Can you write out all the lines word for word, with no pictures?

Supplied data –
= = =

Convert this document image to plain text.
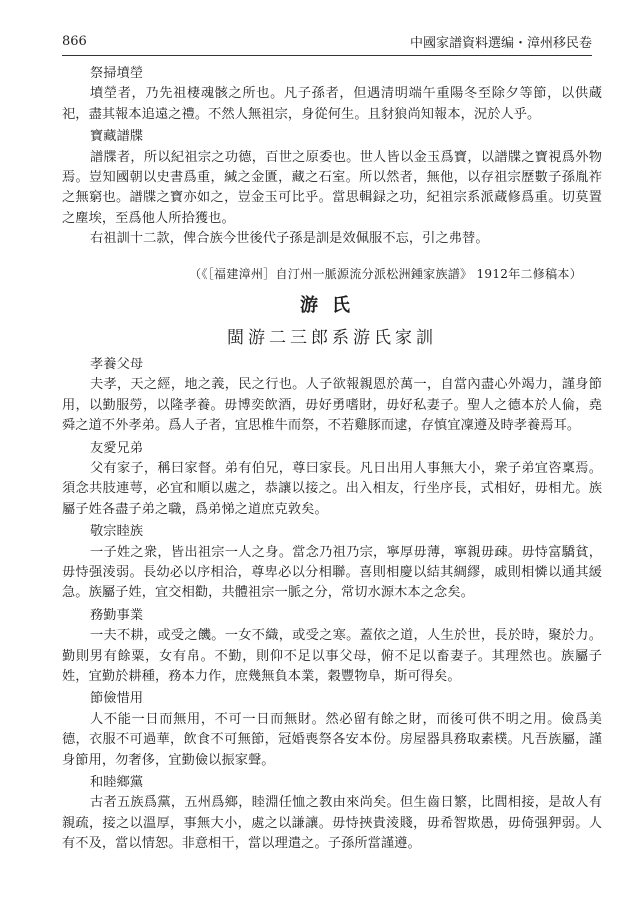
866	中國家譜資料選编・漳州移民卷

祭掃墳塋

墳塋者，乃先祖棲魂骸之所也。凡子孫者，但遇清明端午重陽冬至除夕等節，以供蔵祀，盡其報本追遠之禮。不然人無祖宗，身從何生。且豺狼尚知報本，況於人乎。

寶藏譜牒

譜牒者，所以紀祖宗之功德，百世之原委也。世人皆以金玉爲寶，以譜牒之寶視爲外物焉。豈知國朝以史書爲重，緘之金匱，藏之石室。所以然者，無他，以存祖宗歷數子孫胤祚之無窮也。譜牒之寶亦如之，豈金玉可比乎。當思輯録之功，紀祖宗系派蔵修爲重。切莫置之塵埃，至爲他人所拾獲也。

右祖訓十二款，俾合族今世後代子孫是訓是效佩服不忘，引之弗替。

（《［福建漳州］自汀州一脈源流分派松洲鍾家族譜》 1912年二修稿本）
游氏
閩游二三郎系游氏家訓

孝養父母

夫孝，天之經，地之義，民之行也。人子欲報親恩於萬一，自當內盡心外竭力，謹身節用，以勤服勞，以隆孝養。毋博奕飲酒，毋好勇嗜財，毋好私妻子。聖人之德本於人倫，堯舜之道不外孝弟。爲人子者，宜思椎牛而祭，不若雞豚而逮，存慎宜凜遵及時孝養焉耳。

友愛兄弟

父有家子，稱曰家督。弟有伯兄，尊曰家長。凡日出用人事無大小，衆子弟宜咨稟焉。須念共肢連萼，必宜和順以處之，恭讓以接之。出入相友，行坐序長，式相好，毋相尤。族屬子姓各盡子弟之職，爲弟悌之道庶克敦矣。

敬宗睦族

一子姓之衆，皆出祖宗一人之身。當念乃祖乃宗，寧厚毋薄，寧親毋疎。毋恃富驕貧，毋恃强淩弱。長幼必以序相洽，尊卑必以分相聯。喜則相慶以結其綢繆，戚則相憐以通其緩急。族屬子姓，宜交相勸，共體祖宗一脈之分，常切水源木本之念矣。

務勤事業

一夫不耕，或受之饑。一女不織，或受之寒。蓋依之道，人生於世，長於時，聚於力。勤則男有餘粟，女有帛。不勤，則仰不足以事父母，俯不足以畜妻子。其理然也。族屬子姓，宜勤於耕種，務本力作，庶幾無負本業，穀豐物阜，斯可得矣。

節儉惜用

人不能一日而無用，不可一日而無財。然必留有餘之財，而後可供不明之用。儉爲美德，衣服不可過華，飲食不可無節，冠婚喪祭各安本份。房屋器具務取素樸。凡吾族屬，謹身節用，勿奢侈，宜勤儉以振家聲。

和睦鄉黨

古者五族爲黨，五州爲鄉，睦淵任恤之教由來尚矣。但生齒日繁，比閭相接，是故人有親疏，接之以溫厚，事無大小，處之以謙讓。毋恃挾貴淩賤，毋希智欺愚，毋倚强狎弱。人有不及，當以情恕。非意相干，當以理遣之。子孫所當謹遵。
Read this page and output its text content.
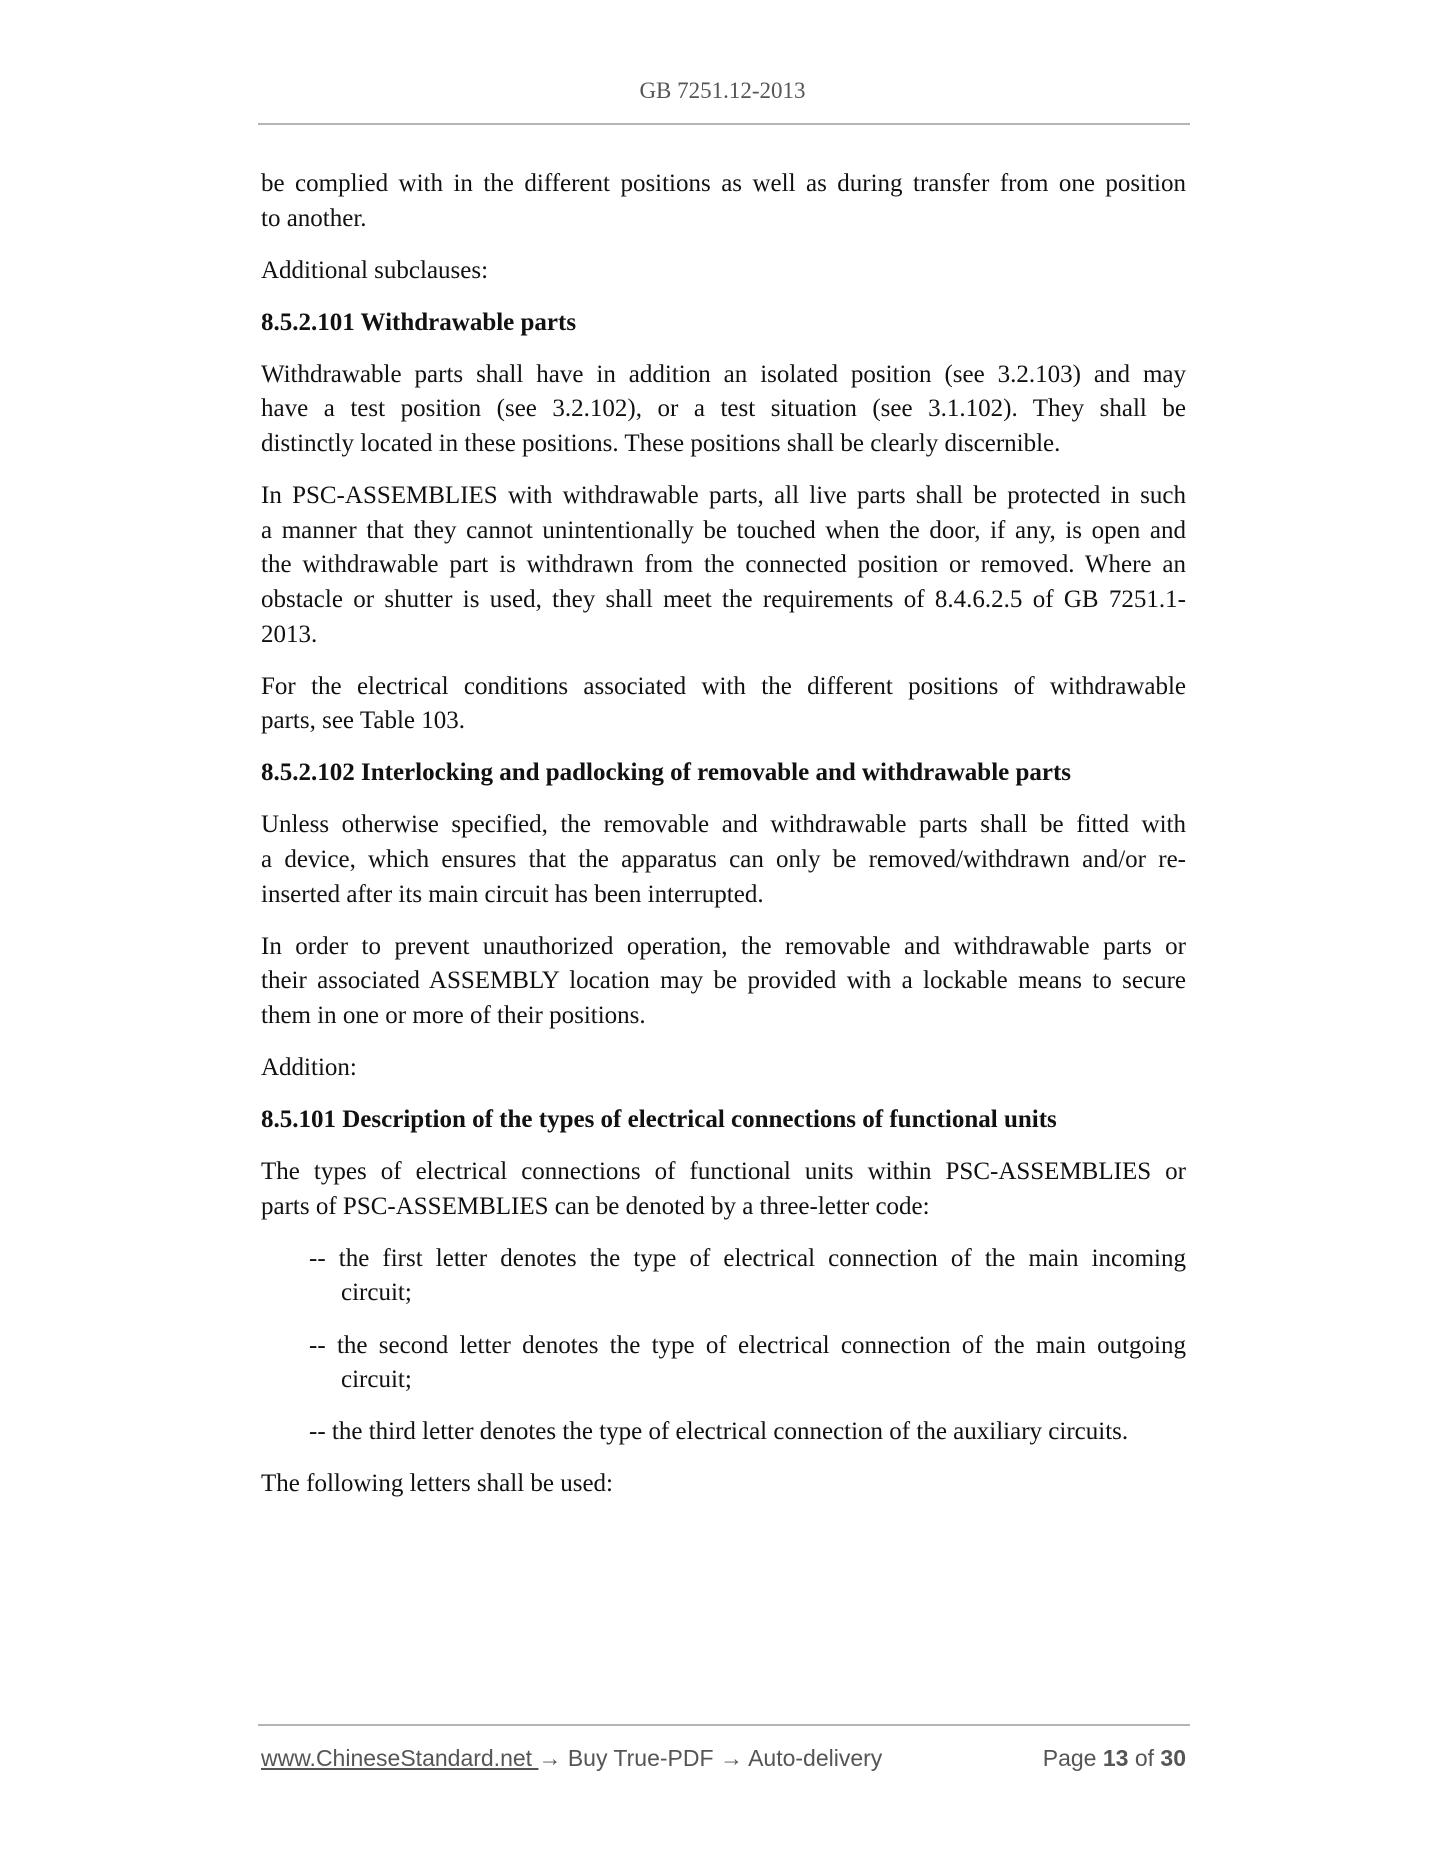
GB 7251.12-2013
be complied with in the different positions as well as during transfer from one position
to another.
Additional subclauses:
8.5.2.101 Withdrawable parts
Withdrawable parts shall have in addition an isolated position (see 3.2.103) and may
have a test position (see 3.2.102), or a test situation (see 3.1.102). They shall be
distinctly located in these positions. These positions shall be clearly discernible.
In PSC-ASSEMBLIES with withdrawable parts, all live parts shall be protected in such
a manner that they cannot unintentionally be touched when the door, if any, is open and
the withdrawable part is withdrawn from the connected position or removed. Where an
obstacle or shutter is used, they shall meet the requirements of 8.4.6.2.5 of GB 7251.1-
2013.
For the electrical conditions associated with the different positions of withdrawable
parts, see Table 103.
8.5.2.102 Interlocking and padlocking of removable and withdrawable parts
Unless otherwise specified, the removable and withdrawable parts shall be fitted with
a device, which ensures that the apparatus can only be removed/withdrawn and/or re-
inserted after its main circuit has been interrupted.
In order to prevent unauthorized operation, the removable and withdrawable parts or
their associated ASSEMBLY location may be provided with a lockable means to secure
them in one or more of their positions.
Addition:
8.5.101 Description of the types of electrical connections of functional units
The types of electrical connections of functional units within PSC-ASSEMBLIES or
parts of PSC-ASSEMBLIES can be denoted by a three-letter code:
-- the first letter denotes the type of electrical connection of the main incoming
circuit;
-- the second letter denotes the type of electrical connection of the main outgoing
circuit;
-- the third letter denotes the type of electrical connection of the auxiliary circuits.
The following letters shall be used:
www.ChineseStandard.net → Buy True-PDF → Auto-delivery	Page 13 of 30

= = =

Output –
Convert this document image to plain text.
866	中國家譜資料選编・漳州移民卷

祭掃墳塋

墳塋者，乃先祖棲魂骸之所也。凡子孫者，但遇清明端午重陽冬至除夕等節，以供蔵祀，盡其報本追遠之禮。不然人無祖宗，身從何生。且豺狼尚知報本，況於人乎。

寶藏譜牒

譜牒者，所以紀祖宗之功德，百世之原委也。世人皆以金玉爲寶，以譜牒之寶視爲外物焉。豈知國朝以史書爲重，緘之金匱，藏之石室。所以然者，無他，以存祖宗歷數子孫胤祚之無窮也。譜牒之寶亦如之，豈金玉可比乎。當思輯録之功，紀祖宗系派蔵修爲重。切莫置之塵埃，至爲他人所拾獲也。

右祖訓十二款，俾合族今世後代子孫是訓是效佩服不忘，引之弗替。

（《［福建漳州］自汀州一脈源流分派松洲鍾家族譜》 1912年二修稿本）
游氏
閩游二三郎系游氏家訓

孝養父母

夫孝，天之經，地之義，民之行也。人子欲報親恩於萬一，自當內盡心外竭力，謹身節用，以勤服勞，以隆孝養。毋博奕飲酒，毋好勇嗜財，毋好私妻子。聖人之德本於人倫，堯舜之道不外孝弟。爲人子者，宜思椎牛而祭，不若雞豚而逮，存慎宜凜遵及時孝養焉耳。

友愛兄弟

父有家子，稱曰家督。弟有伯兄，尊曰家長。凡日出用人事無大小，衆子弟宜咨稟焉。須念共肢連萼，必宜和順以處之，恭讓以接之。出入相友，行坐序長，式相好，毋相尤。族屬子姓各盡子弟之職，爲弟悌之道庶克敦矣。

敬宗睦族

一子姓之衆，皆出祖宗一人之身。當念乃祖乃宗，寧厚毋薄，寧親毋疎。毋恃富驕貧，毋恃强淩弱。長幼必以序相洽，尊卑必以分相聯。喜則相慶以結其綢繆，戚則相憐以通其緩急。族屬子姓，宜交相勸，共體祖宗一脈之分，常切水源木本之念矣。

務勤事業

一夫不耕，或受之饑。一女不織，或受之寒。蓋依之道，人生於世，長於時，聚於力。勤則男有餘粟，女有帛。不勤，則仰不足以事父母，俯不足以畜妻子。其理然也。族屬子姓，宜勤於耕種，務本力作，庶幾無負本業，穀豐物阜，斯可得矣。

節儉惜用

人不能一日而無用，不可一日而無財。然必留有餘之財，而後可供不明之用。儉爲美德，衣服不可過華，飲食不可無節，冠婚喪祭各安本份。房屋器具務取素樸。凡吾族屬，謹身節用，勿奢侈，宜勤儉以振家聲。

和睦鄉黨

古者五族爲黨，五州爲鄉，睦淵任恤之教由來尚矣。但生齒日繁，比閭相接，是故人有親疏，接之以溫厚，事無大小，處之以謙讓。毋恃挾貴淩賤，毋希智欺愚，毋倚强狎弱。人有不及，當以情恕。非意相干，當以理遣之。子孫所當謹遵。
Read this page and output its text content.
GB 7251.12-2013
be complied with in the different positions as well as during transfer from one position
to another.
Additional subclauses:
8.5.2.101 Withdrawable parts
Withdrawable parts shall have in addition an isolated position (see 3.2.103) and may
have a test position (see 3.2.102), or a test situation (see 3.1.102). They shall be
distinctly located in these positions. These positions shall be clearly discernible.
In PSC-ASSEMBLIES with withdrawable parts, all live parts shall be protected in such
a manner that they cannot unintentionally be touched when the door, if any, is open and
the withdrawable part is withdrawn from the connected position or removed. Where an
obstacle or shutter is used, they shall meet the requirements of 8.4.6.2.5 of GB 7251.1-
2013.
For the electrical conditions associated with the different positions of withdrawable
parts, see Table 103.
8.5.2.102 Interlocking and padlocking of removable and withdrawable parts
Unless otherwise specified, the removable and withdrawable parts shall be fitted with
a device, which ensures that the apparatus can only be removed/withdrawn and/or re-
inserted after its main circuit has been interrupted.
In order to prevent unauthorized operation, the removable and withdrawable parts or
their associated ASSEMBLY location may be provided with a lockable means to secure
them in one or more of their positions.
Addition:
8.5.101 Description of the types of electrical connections of functional units
The types of electrical connections of functional units within PSC-ASSEMBLIES or
parts of PSC-ASSEMBLIES can be denoted by a three-letter code:
-- the first letter denotes the type of electrical connection of the main incoming
circuit;
-- the second letter denotes the type of electrical connection of the main outgoing
circuit;
-- the third letter denotes the type of electrical connection of the auxiliary circuits.
The following letters shall be used:
www.ChineseStandard.net → Buy True-PDF → Auto-delivery	Page 13 of 30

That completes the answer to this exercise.